* Page *
-- start --

Tatum has used those pre-screen fakes to open space for the other shot that has rocketed him into All-NBA territory: the pull-up 3. Tatum has hit 41% on 4.4 pull-up triples per game — 12th most in the league, and a gargantuan increase from 1.4 attempts last season. He remains a huge plus on defense. (Jaylen Brown deserves credit for often guarding power forwards, sparing the other Celtics some banging.)

This Tatum can be a top-five player in the NBA someday — maybe soon. That provides Boston a path to title contention, perhaps now and definitely later. It gives this season’s team something every contender requires: a clear hierarchy. There can be no arguments about who should have the ball late.

Tatum seized that responsibility in a way that felt organic. It’s as if the rest of the Celtics were waiting for him to take it, maybe without even realizing. Everyone agreed, in the moment, that this is how it should be.

That is basketball magic. It rarely happens so naturally.

Tatum’s next step is to advance as a passer. He has shown hints; he’s making the first read a beat earlier:

Eventually, he will manipulate defenses, and make the pass one or two steps further down the chain than they expect. He doesn’t project as a mega-assist ballhandling fulcrum, but there is no reason he can’t average five or six dimes per game at his apex. Other scoring wings with that sort of profile have proved capable of being the best players on title teams.

LaVine is a trooper. He plays huge minutes every game. He says and does the right things when his coach criticizes him in the media. Chicago averages 99 points per 100 possessions when he sits — so much worse than the league’s clankiest offense that it’s embarrassing.

But it’s fair to ask what level of creative burden LaVine can handle given his status as Chicago’s best and maybe only reliable perimeter starter going forward. (It’s hard to assume anything about Otto Porter Jr.‘s future in Chicago, or anywhere, at this point.)

LaVine’s playmaking has stagnated. He knows the reads — where every teammate should be, how defenses rotate. But he can be late deciding what to do, and noticing when the defense is onto him.

LaVine is halfway to a really smart play there. He understands that Isaac Bonga, guarding the red-hot Coby White in the left corner, is responsible for crashing down on Cristiano Felicio‘s roll. LaVine stares at White, and tricks Bonga into rotating there — unlocking an easy pass to Felicio.

Rui Hachimura anticipates LaVine’s plan and jumps the passing lane. LaVine has to see that coming.

-- end --

* Supplied information *
-- start --

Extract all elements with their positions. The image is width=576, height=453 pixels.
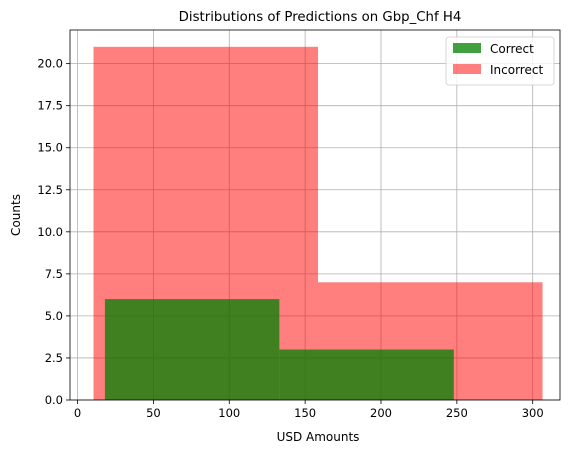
bar-correct xyxy=(104,299,280,400)
x-tick-label: 300 xyxy=(522,406,544,420)
x-tick-label: 250 xyxy=(446,406,468,420)
legend-swatch-correct xyxy=(453,43,481,53)
x-axis-label: USD Amounts xyxy=(277,430,360,444)
x-tick-label: 50 xyxy=(146,406,161,420)
y-tick-label: 20.0 xyxy=(37,57,63,71)
histogram-bars xyxy=(93,46,543,401)
y-axis-label: Counts xyxy=(9,194,23,236)
y-tick-label: 12.5 xyxy=(37,183,63,197)
y-tick-label: 17.5 xyxy=(37,99,63,113)
legend: Correct Incorrect xyxy=(445,36,555,86)
chart-title: Distributions of Predictions on Gbp_Chf … xyxy=(179,10,462,25)
x-tick-label: 100 xyxy=(218,406,240,420)
y-tick-label: 7.5 xyxy=(45,267,63,281)
x-tick-label: 0 xyxy=(74,406,81,420)
legend-label-incorrect: Incorrect xyxy=(490,63,543,77)
y-tick-label: 0.0 xyxy=(45,393,63,407)
y-tick-label: 10.0 xyxy=(37,225,63,239)
axis-ticks: 0 50 100 150 200 250 300 0.0 2.5 5.0 7.5 10.0 12.5 15… xyxy=(37,57,543,420)
legend-label-correct: Correct xyxy=(490,42,534,56)
y-tick-label: 15.0 xyxy=(37,141,63,155)
y-tick-label: 5.0 xyxy=(45,309,63,323)
bar-correct xyxy=(279,349,454,400)
legend-swatch-incorrect xyxy=(453,64,481,74)
axes-frame xyxy=(69,29,561,401)
plot-frame xyxy=(69,29,561,401)
x-tick-label: 150 xyxy=(294,406,316,420)
x-tick-label: 200 xyxy=(370,406,392,420)
y-tick-label: 2.5 xyxy=(45,351,63,365)
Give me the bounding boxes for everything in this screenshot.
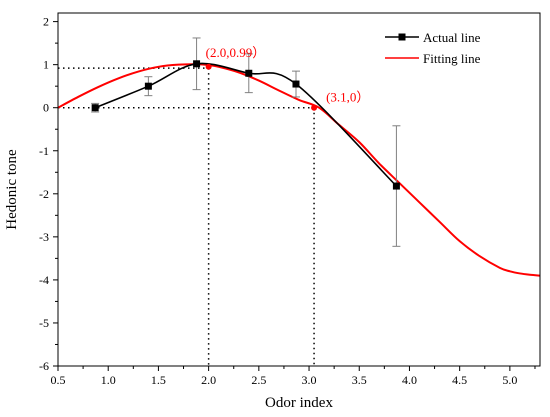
y-tick-label: -2 xyxy=(39,187,49,201)
y-tick-label: -3 xyxy=(39,230,49,244)
y-tick-label: -1 xyxy=(39,144,49,158)
x-tick-label: 2.0 xyxy=(201,373,216,387)
x-tick-label: 0.5 xyxy=(51,373,66,387)
y-tick-label: 1 xyxy=(43,58,49,72)
legend-marker-actual xyxy=(398,33,406,41)
fitting-line-layer xyxy=(57,63,541,277)
x-axis-title: Odor index xyxy=(265,395,333,411)
data-point xyxy=(91,104,99,112)
legend-label-fitting: Fitting line xyxy=(423,51,481,66)
data-point xyxy=(292,80,300,88)
plot-frame xyxy=(57,12,541,367)
x-tick-label: 5.0 xyxy=(502,373,517,387)
annotation-point xyxy=(311,104,318,111)
legend-label-actual: Actual line xyxy=(423,30,481,45)
x-axis: 0.5 1.0 1.5 2.0 2.5 3.0 3.5 4.0 4.5 5.0 xyxy=(51,366,536,387)
legend: Actual line Fitting line xyxy=(385,30,481,66)
actual-line-layer xyxy=(91,37,401,247)
x-tick-label: 4.5 xyxy=(452,373,467,387)
y-axis: 2 1 0 -1 -2 -3 -4 -5 -6 xyxy=(39,15,58,373)
annotation-label: (3.1,0） xyxy=(326,90,369,105)
x-tick-label: 4.0 xyxy=(402,373,417,387)
fitting-line xyxy=(57,63,541,277)
annotations: (2.0,0.99） (3.1,0） xyxy=(205,45,369,111)
data-point xyxy=(144,82,152,90)
x-tick-label: 1.5 xyxy=(151,373,166,387)
reference-lines xyxy=(58,67,315,366)
annotation-point xyxy=(205,63,212,70)
x-tick-label: 1.0 xyxy=(101,373,116,387)
y-tick-label: 2 xyxy=(43,15,49,29)
actual-line xyxy=(94,62,397,187)
annotation-label: (2.0,0.99） xyxy=(206,45,266,60)
data-point xyxy=(193,60,201,68)
y-tick-label: -4 xyxy=(39,273,49,287)
x-tick-label: 3.5 xyxy=(352,373,367,387)
y-axis-title: Hedonic tone xyxy=(4,149,20,230)
x-tick-label: 3.0 xyxy=(302,373,317,387)
y-tick-label: -6 xyxy=(39,359,49,373)
data-point xyxy=(392,182,400,190)
x-tick-label: 2.5 xyxy=(251,373,266,387)
data-point xyxy=(245,69,253,77)
y-tick-label: 0 xyxy=(43,101,49,115)
y-tick-label: -5 xyxy=(39,316,49,330)
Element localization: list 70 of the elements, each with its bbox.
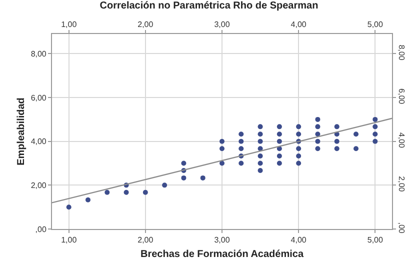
point — [296, 146, 302, 152]
point — [238, 138, 244, 144]
point — [296, 154, 302, 159]
point — [220, 138, 224, 144]
y2-tick-label: 4,00 — [397, 132, 406, 148]
point — [315, 124, 320, 130]
y-tick-label: 6,00 — [30, 93, 47, 102]
point — [296, 132, 302, 137]
point — [200, 175, 206, 180]
point — [162, 182, 168, 188]
point — [334, 138, 340, 144]
point — [334, 146, 340, 152]
point — [181, 160, 186, 166]
point — [181, 175, 186, 180]
point — [315, 146, 320, 152]
chart-title: Correlación no Paramétrica Rho de Spearman — [100, 0, 318, 12]
y-tick-label: ,00 — [35, 224, 47, 234]
x-tick-label: 2,00 — [138, 20, 154, 29]
point — [124, 190, 129, 195]
point — [258, 138, 263, 144]
y2-tick-label: 2,00 — [397, 176, 406, 192]
x2-tick-label: 2,00 — [138, 236, 154, 245]
point — [315, 138, 320, 144]
x2-tick-label: 1,00 — [61, 236, 78, 245]
y-tick-label: 4,00 — [30, 137, 47, 146]
point — [334, 124, 340, 130]
point — [258, 124, 263, 130]
point — [220, 160, 224, 166]
y2-tick-label: ,00 — [397, 222, 406, 234]
point — [258, 132, 263, 137]
point — [354, 132, 359, 137]
point — [258, 168, 263, 173]
point — [372, 132, 378, 137]
point — [238, 132, 244, 137]
y-tick-label: 8,00 — [30, 50, 47, 59]
point — [276, 124, 282, 130]
x-tick-label: 4,00 — [290, 20, 307, 29]
point — [258, 146, 263, 152]
point — [238, 160, 244, 166]
y-tick-label: 2,00 — [30, 180, 47, 190]
point — [372, 116, 378, 122]
point — [104, 190, 110, 195]
point — [276, 132, 282, 137]
point — [66, 204, 72, 210]
point — [296, 124, 302, 130]
point — [296, 160, 302, 166]
point — [315, 116, 320, 122]
point — [276, 138, 282, 144]
point — [220, 146, 224, 152]
y2-tick-label: 8,00 — [397, 44, 406, 61]
point — [354, 146, 359, 152]
x2-tick-label: 5,00 — [367, 236, 384, 245]
point — [276, 160, 282, 166]
point — [238, 146, 244, 152]
x-axis-title: Brechas de Formación Académica — [140, 249, 304, 260]
x-tick-label: 1,00 — [61, 20, 78, 29]
y-axis-title: Empleabilidad — [16, 98, 27, 166]
point — [85, 197, 90, 202]
point — [315, 132, 320, 137]
point — [276, 154, 282, 159]
x-tick-label: 3,00 — [214, 20, 230, 29]
point — [258, 154, 263, 159]
point — [372, 124, 378, 130]
x2-tick-label: 3,00 — [214, 236, 230, 245]
point — [142, 190, 148, 195]
x2-tick-label: 4,00 — [290, 236, 307, 245]
y2-tick-label: 6,00 — [397, 88, 406, 105]
point — [258, 160, 263, 166]
x-tick-label: 5,00 — [367, 20, 384, 29]
point — [372, 138, 378, 144]
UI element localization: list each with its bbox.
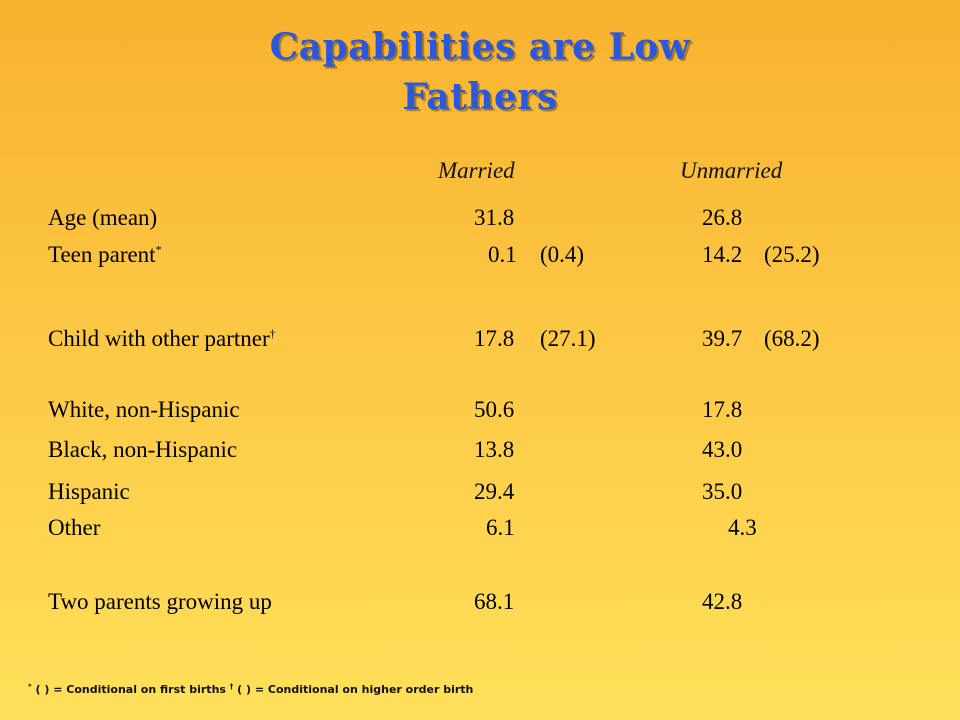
table-row-black: Black, non-Hispanic 13.8 43.0 <box>0 437 960 467</box>
married-value: 31.8 <box>474 205 515 230</box>
table-row-child-other-partner: Child with other partner† 17.8 (27.1) 39… <box>0 326 960 356</box>
table-row-other: Other 6.1 4.3 <box>0 515 960 545</box>
married-value: 50.6 <box>474 397 515 422</box>
married-value: 13.8 <box>474 437 515 462</box>
footnote-mark: * <box>28 682 32 691</box>
unmarried-value: 14.2 <box>702 242 743 267</box>
row-label: Two parents growing up <box>48 589 272 614</box>
footnote-mark: † <box>229 682 234 691</box>
unmarried-value: 35.0 <box>702 479 743 504</box>
table-row-teen-parent: Teen parent* 0.1 (0.4) 14.2 (25.2) <box>0 242 960 272</box>
row-label: Child with other partner† <box>48 326 276 351</box>
footnote-mark: * <box>155 242 162 257</box>
unmarried-value: 43.0 <box>702 437 743 462</box>
footnote: * ( ) = Conditional on first births † ( … <box>28 683 473 696</box>
married-value: 17.8 <box>474 326 515 351</box>
married-conditional-value: (27.1) <box>540 326 596 351</box>
unmarried-value: 39.7 <box>702 326 743 351</box>
page-title: Capabilities are Low <box>269 26 691 68</box>
unmarried-conditional-value: (25.2) <box>764 242 820 267</box>
unmarried-value: 17.8 <box>702 397 743 422</box>
table-row-hispanic: Hispanic 29.4 35.0 <box>0 479 960 509</box>
unmarried-value: 42.8 <box>702 589 743 614</box>
table-row-white: White, non-Hispanic 50.6 17.8 <box>0 397 960 427</box>
row-label: Hispanic <box>48 479 130 504</box>
footnote-text: ( ) = Conditional on higher order birth <box>233 683 474 696</box>
unmarried-value: 26.8 <box>702 205 743 230</box>
table-row-age: Age (mean) 31.8 26.8 <box>0 205 960 235</box>
table-row-two-parents: Two parents growing up 68.1 42.8 <box>0 589 960 619</box>
row-label: Age (mean) <box>48 205 158 230</box>
married-conditional-value: (0.4) <box>540 242 585 267</box>
page-subtitle: Fathers <box>402 76 558 118</box>
unmarried-value: 4.3 <box>728 515 757 540</box>
married-value: 6.1 <box>486 515 515 540</box>
unmarried-conditional-value: (68.2) <box>764 326 820 351</box>
column-header-married: Married <box>438 158 515 183</box>
married-value: 29.4 <box>474 479 515 504</box>
married-value: 68.1 <box>474 589 515 614</box>
row-label: Black, non-Hispanic <box>48 437 238 462</box>
column-header-unmarried: Unmarried <box>680 158 783 183</box>
row-label: White, non-Hispanic <box>48 397 240 422</box>
footnote-text: ( ) = Conditional on first births <box>31 683 230 696</box>
married-value: 0.1 <box>488 242 517 267</box>
row-label: Teen parent* <box>48 242 162 267</box>
footnote-mark: † <box>269 326 276 341</box>
row-label: Other <box>48 515 101 540</box>
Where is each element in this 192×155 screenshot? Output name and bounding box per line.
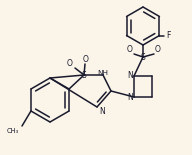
Text: N: N (127, 71, 133, 80)
Text: CH₃: CH₃ (7, 128, 19, 134)
Text: NH: NH (98, 70, 108, 76)
Text: O: O (67, 58, 73, 67)
Text: O: O (83, 55, 89, 64)
Text: S: S (141, 53, 145, 62)
Text: N: N (99, 106, 105, 115)
Text: O: O (155, 46, 161, 55)
Text: O: O (127, 46, 133, 55)
Text: S: S (82, 71, 86, 80)
Text: F: F (166, 31, 171, 40)
Text: N: N (127, 93, 133, 102)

-- end --

* Work to do *
1. Turn the rows into a JSON list of strings, one string per line and no blank lines. Start at the line that has "y-tick-label: -2 xyxy=(39,187,49,201)" and stop after the line that has "legend: Actual line".
2. Pick up the basketball article about Tatum and LaVine where it stops and keep writing.

* Results by task *
1.
[
  "y-tick-label: -2 xyxy=(39,187,49,201)",
  "y-tick-label: -3 xyxy=(39,230,49,244)",
  "y-tick-label: -1 xyxy=(39,144,49,158)",
  "x-tick-label: 2.0 xyxy=(201,373,216,387)",
  "x-tick-label: 0.5 xyxy=(51,373,66,387)",
  "y-tick-label: 1 xyxy=(43,58,49,72)",
  "legend-marker-actual xyxy=(398,33,406,41)",
  "fitting-line-layer xyxy=(57,63,541,277)",
  "x-axis-title: Odor index xyxy=(265,395,333,411)",
  "data-point xyxy=(91,104,99,112)",
  "legend-label-fitting: Fitting line xyxy=(423,51,481,66)",
  "data-point xyxy=(292,80,300,88)",
  "plot-frame xyxy=(57,12,541,367)",
  "x-tick-label: 5.0 xyxy=(502,373,517,387)",
  "annotation-point xyxy=(311,104,318,111)",
  "legend-label-actual: Actual line xyxy=(423,30,481,45)",
  "x-axis: 0.5 1.0 1.5 2.0 2.5 3.0 3.5 4.0 4.5 5.0 xyxy=(51,366,536,387)",
  "legend: Actual line Fitting line xyxy=(385,30,481,66)"
]

2.
Caveat: LaVine has zero starter-quality players on the floor with him there. (Apologies to Thaddeus Young, who lost a half-step in transit from Indiana.) Chicago’s entire starting frontcourt is hurt. LaVine will do better with more talent and shooting around him.

Even so, there have been too many turnovers like this:

LaVine either misses Hachimura, or knowingly tries an impossible pass.

LaVine is averaging 4.2 assists and 3.5 turnovers per game — not good enough for a co-lead ball handler unless that guy is an uber-efficient scorer and/or special on defense.

LaVine can contribute to a good team. He is a star-level shot-maker. But evidence suggests he is overtaxed in his current role.

Olynyk was on the fringes of Miami’s rotation until Meyers Leonard suffered an ankle injury. He is basically a stretch center without the physicality to defend that position, though he has worked hard on staying vertical around the rim.

He has never been a good rebounder.

Coaches have zero tolerance for weak boxouts from bigs.

Bam Adebayo can defend centers, but that leaves Olynyk chasing stretchy power forwards, and he’s not really equipped to do that.

Still: There is a good player in here. Olynyk is shooting 41% from deep. He has a nifty pump-and-go game, and decent passing vision. He just hasn’t played with enough force on offense. He hesitates when he’s open, and looks unsteady off the bounce — gun-shy on passes, prone to picking up his dribble in traffic when he still has room to prod.

Hopefully, Olynyk reestablishes his confidence as a temporary starter; he has hit double figures in three of Miami’s past seven games. The Heat need him now, and Olynyk needs to show prospective suitors he has room to grow.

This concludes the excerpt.